>> START EXERCISE MATERIALS

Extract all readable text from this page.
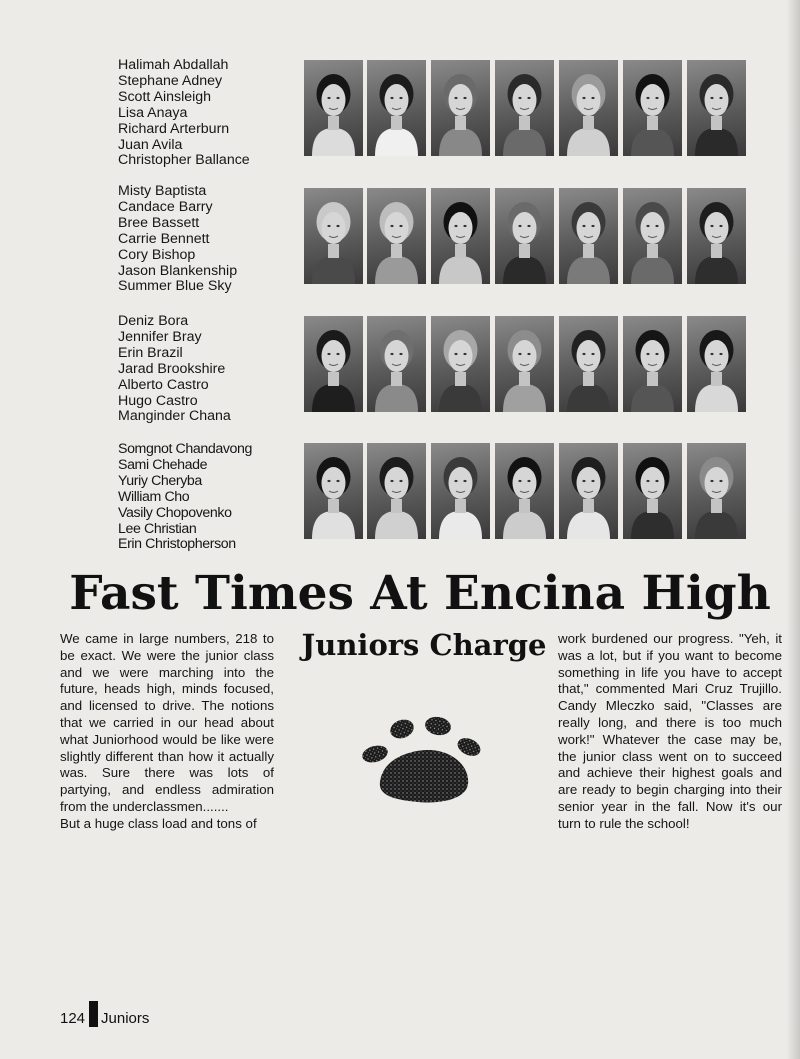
Halimah Abdallah
Stephane Adney
Scott Ainsleigh
Lisa Anaya
Richard Arterburn
Juan Avila
Christopher Ballance
Misty Baptista
Candace Barry
Bree Bassett
Carrie Bennett
Cory Bishop
Jason Blankenship
Summer Blue Sky
Deniz Bora
Jennifer Bray
Erin Brazil
Jarad Brookshire
Alberto Castro
Hugo Castro
Manginder Chana
Somgnot Chandavong
Sami Chehade
Yuriy Cheryba
William Cho
Vasily Chopovenko
Lee Christian
Erin Christopherson
Fast Times At Encina High
Juniors Charge
We came in large numbers, 218 to be exact. We were the junior class and we were marching into the future, heads high, minds focused, and licensed to drive. The notions that we carried in our head about what Juniorhood would be like were slightly different than how it actually was. Sure there was lots of partying, and endless admiration from the underclassmen.......
But a huge class load and tons of
work burdened our progress. "Yeh, it was a lot, but if you want to become something in life you have to accept that," commented Mari Cruz Trujillo. Candy Mleczko said, "Classes are really long, and there is too much work!" Whatever the case may be, the junior class went on to succeed and achieve their highest goals and are ready to begin charging into their senior year in the fall. Now it's our turn to rule the school!
124 Juniors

>> END EXERCISE MATERIALS

▶ INSTRUCTIONS TO FOLLOW
In the entries above, find lines with "from" and copy each.

▶ RESULT FOR THIS EXERCISE
Extract all readable text from this page.
We came in large numbers, 218 to be exact. We were the junior class and we were marching into the future, heads high, minds focused, and licensed to drive. The notions that we carried in our head about what Juniorhood would be like were slightly different than how it actually was. Sure there was lots of partying, and endless admiration from the underclassmen.......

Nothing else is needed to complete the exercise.